● **ROWS**
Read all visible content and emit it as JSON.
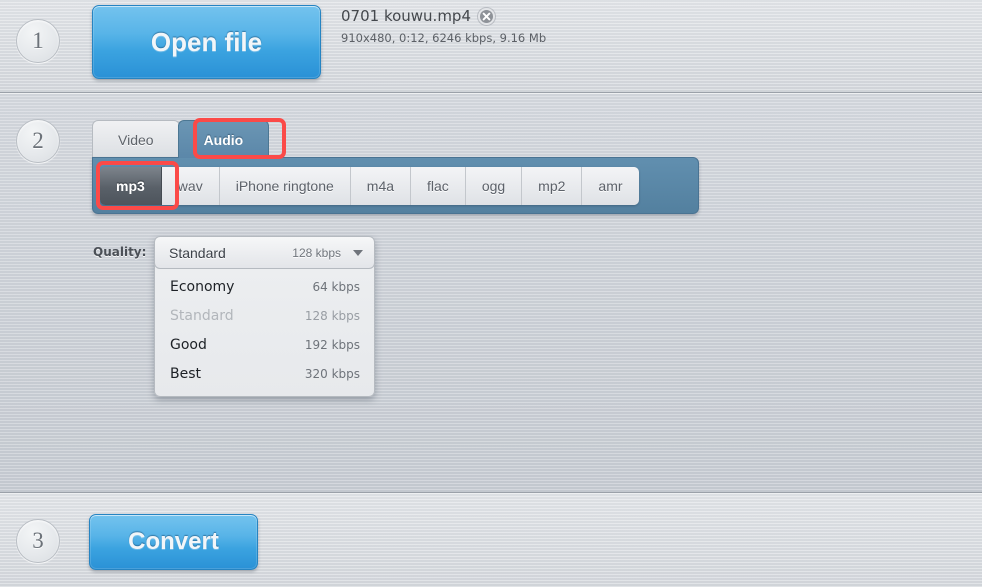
{
  "steps": {
    "one": "1",
    "two": "2",
    "three": "3"
  },
  "step1": {
    "open_button_label": "Open file",
    "file_name": "0701 kouwu.mp4",
    "file_meta": "910x480, 0:12, 6246 kbps, 9.16 Mb",
    "remove_icon": "close-circle-icon"
  },
  "step2": {
    "tabs": [
      {
        "label": "Video",
        "active": false
      },
      {
        "label": "Audio",
        "active": true
      }
    ],
    "formats": [
      {
        "label": "mp3",
        "active": true
      },
      {
        "label": "wav",
        "active": false
      },
      {
        "label": "iPhone ringtone",
        "active": false
      },
      {
        "label": "m4a",
        "active": false
      },
      {
        "label": "flac",
        "active": false
      },
      {
        "label": "ogg",
        "active": false
      },
      {
        "label": "mp2",
        "active": false
      },
      {
        "label": "amr",
        "active": false
      }
    ],
    "quality": {
      "label": "Quality:",
      "selected_name": "Standard",
      "selected_rate": "128 kbps",
      "caret_icon": "chevron-down-icon",
      "options": [
        {
          "name": "Economy",
          "rate": "64 kbps",
          "disabled": false
        },
        {
          "name": "Standard",
          "rate": "128 kbps",
          "disabled": true
        },
        {
          "name": "Good",
          "rate": "192 kbps",
          "disabled": false
        },
        {
          "name": "Best",
          "rate": "320 kbps",
          "disabled": false
        }
      ]
    }
  },
  "step3": {
    "convert_button_label": "Convert"
  },
  "colors": {
    "accent_blue": "#3ba3e0",
    "tab_active_blue": "#5b87a9",
    "highlight_red": "#fb4a48",
    "format_active_grey": "#596068"
  }
}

● **EXERCISE REQUIREMENTS**
In your copy, repeat each record exactly and include no pictures.

● **SOLVED PROBLEM**
Read all visible content and emit it as JSON.
{
  "steps": {
    "one": "1",
    "two": "2",
    "three": "3"
  },
  "step1": {
    "open_button_label": "Open file",
    "file_name": "0701 kouwu.mp4",
    "file_meta": "910x480, 0:12, 6246 kbps, 9.16 Mb",
    "remove_icon": "close-circle-icon"
  },
  "step2": {
    "tabs": [
      {
        "label": "Video",
        "active": false
      },
      {
        "label": "Audio",
        "active": true
      }
    ],
    "formats": [
      {
        "label": "mp3",
        "active": true
      },
      {
        "label": "wav",
        "active": false
      },
      {
        "label": "iPhone ringtone",
        "active": false
      },
      {
        "label": "m4a",
        "active": false
      },
      {
        "label": "flac",
        "active": false
      },
      {
        "label": "ogg",
        "active": false
      },
      {
        "label": "mp2",
        "active": false
      },
      {
        "label": "amr",
        "active": false
      }
    ],
    "quality": {
      "label": "Quality:",
      "selected_name": "Standard",
      "selected_rate": "128 kbps",
      "caret_icon": "chevron-down-icon",
      "options": [
        {
          "name": "Economy",
          "rate": "64 kbps",
          "disabled": false
        },
        {
          "name": "Standard",
          "rate": "128 kbps",
          "disabled": true
        },
        {
          "name": "Good",
          "rate": "192 kbps",
          "disabled": false
        },
        {
          "name": "Best",
          "rate": "320 kbps",
          "disabled": false
        }
      ]
    }
  },
  "step3": {
    "convert_button_label": "Convert"
  },
  "colors": {
    "accent_blue": "#3ba3e0",
    "tab_active_blue": "#5b87a9",
    "highlight_red": "#fb4a48",
    "format_active_grey": "#596068"
  }
}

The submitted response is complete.